[Data entries for graphics]
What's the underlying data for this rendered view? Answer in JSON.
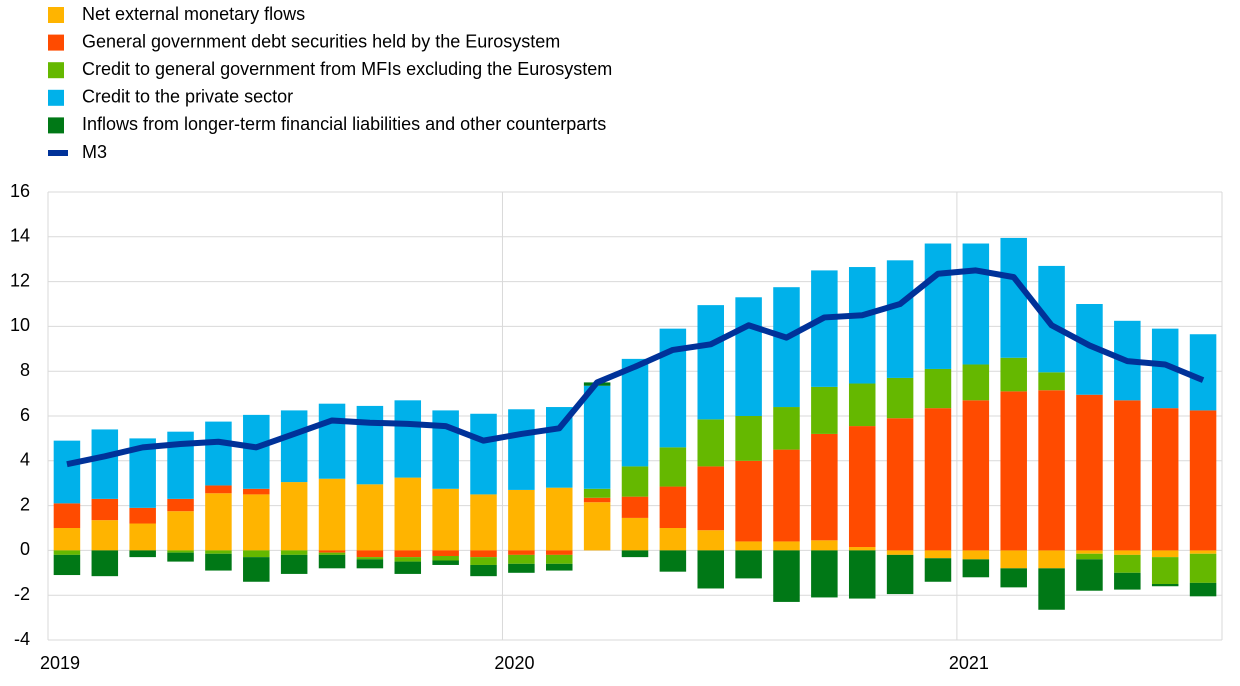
{
  "chart_data": {
    "type": "bar",
    "categories": [
      "2019",
      null,
      null,
      null,
      null,
      null,
      null,
      null,
      null,
      null,
      null,
      null,
      "2020",
      null,
      null,
      null,
      null,
      null,
      null,
      null,
      null,
      null,
      null,
      null,
      "2021",
      null,
      null,
      null,
      null,
      null,
      null
    ],
    "stacked": true,
    "series": [
      {
        "name": "Net external monetary flows",
        "color": "#ffb400",
        "values": [
          1.0,
          1.35,
          1.2,
          1.75,
          2.55,
          2.5,
          3.05,
          3.2,
          2.95,
          3.25,
          2.75,
          2.5,
          2.7,
          2.8,
          2.15,
          1.45,
          1.0,
          0.9,
          0.4,
          0.4,
          0.45,
          0.15,
          -0.2,
          -0.35,
          -0.4,
          -0.8,
          -0.8,
          -0.15,
          -0.2,
          -0.3,
          -0.15
        ]
      },
      {
        "name": "General government debt securities held by the Eurosystem",
        "color": "#ff4b00",
        "values": [
          1.1,
          0.95,
          0.7,
          0.55,
          0.35,
          0.25,
          0.0,
          -0.1,
          -0.3,
          -0.3,
          -0.25,
          -0.3,
          -0.2,
          -0.2,
          0.2,
          0.95,
          1.85,
          2.85,
          3.6,
          4.1,
          4.75,
          5.4,
          5.9,
          6.35,
          6.7,
          7.1,
          7.15,
          6.95,
          6.7,
          6.35,
          6.25
        ]
      },
      {
        "name": "Credit to general government from MFIs excluding the Eurosystem",
        "color": "#65b800",
        "values": [
          -0.2,
          0.0,
          0.0,
          -0.1,
          -0.15,
          -0.3,
          -0.2,
          -0.1,
          -0.1,
          -0.2,
          -0.2,
          -0.35,
          -0.4,
          -0.4,
          0.4,
          1.35,
          1.75,
          2.1,
          2.0,
          1.9,
          2.1,
          1.9,
          1.8,
          1.75,
          1.6,
          1.5,
          0.8,
          -0.25,
          -0.8,
          -1.2,
          -1.3
        ]
      },
      {
        "name": "Credit to the private sector",
        "color": "#00b1ea",
        "values": [
          2.8,
          3.1,
          3.1,
          3.0,
          2.85,
          3.3,
          3.2,
          3.35,
          3.5,
          3.45,
          3.5,
          3.6,
          3.6,
          3.6,
          4.6,
          4.8,
          5.3,
          5.1,
          5.3,
          5.35,
          5.2,
          5.2,
          5.25,
          5.6,
          5.4,
          5.35,
          4.75,
          4.05,
          3.55,
          3.55,
          3.4
        ]
      },
      {
        "name": "Inflows from longer-term financial liabilities and other counterparts",
        "color": "#007816",
        "values": [
          -0.9,
          -1.15,
          -0.3,
          -0.4,
          -0.75,
          -1.1,
          -0.85,
          -0.6,
          -0.4,
          -0.55,
          -0.2,
          -0.5,
          -0.4,
          -0.3,
          0.15,
          -0.3,
          -0.95,
          -1.7,
          -1.25,
          -2.3,
          -2.1,
          -2.15,
          -1.75,
          -1.05,
          -0.8,
          -0.85,
          -1.85,
          -1.4,
          -0.75,
          -0.1,
          -0.6
        ]
      },
      {
        "name": "M3",
        "type": "line",
        "color": "#003299",
        "values": [
          3.85,
          4.2,
          4.6,
          4.75,
          4.85,
          4.6,
          5.2,
          5.8,
          5.7,
          5.65,
          5.55,
          4.9,
          5.2,
          5.45,
          7.5,
          8.2,
          8.95,
          9.2,
          10.05,
          9.5,
          10.4,
          10.5,
          11.0,
          12.35,
          12.5,
          12.2,
          10.05,
          9.15,
          8.45,
          8.3,
          7.6
        ]
      }
    ],
    "ylim": [
      -4,
      16
    ],
    "yticks": [
      -4,
      -2,
      0,
      2,
      4,
      6,
      8,
      10,
      12,
      14,
      16
    ],
    "grid": true
  }
}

◆ **Prompt**:
Out of the material above, gather each line where "color" appears.

◆ **Answer to this problem**:
        "color": "#ffb400",
        "color": "#ff4b00",
        "color": "#65b800",
        "color": "#00b1ea",
        "color": "#007816",
        "color": "#003299",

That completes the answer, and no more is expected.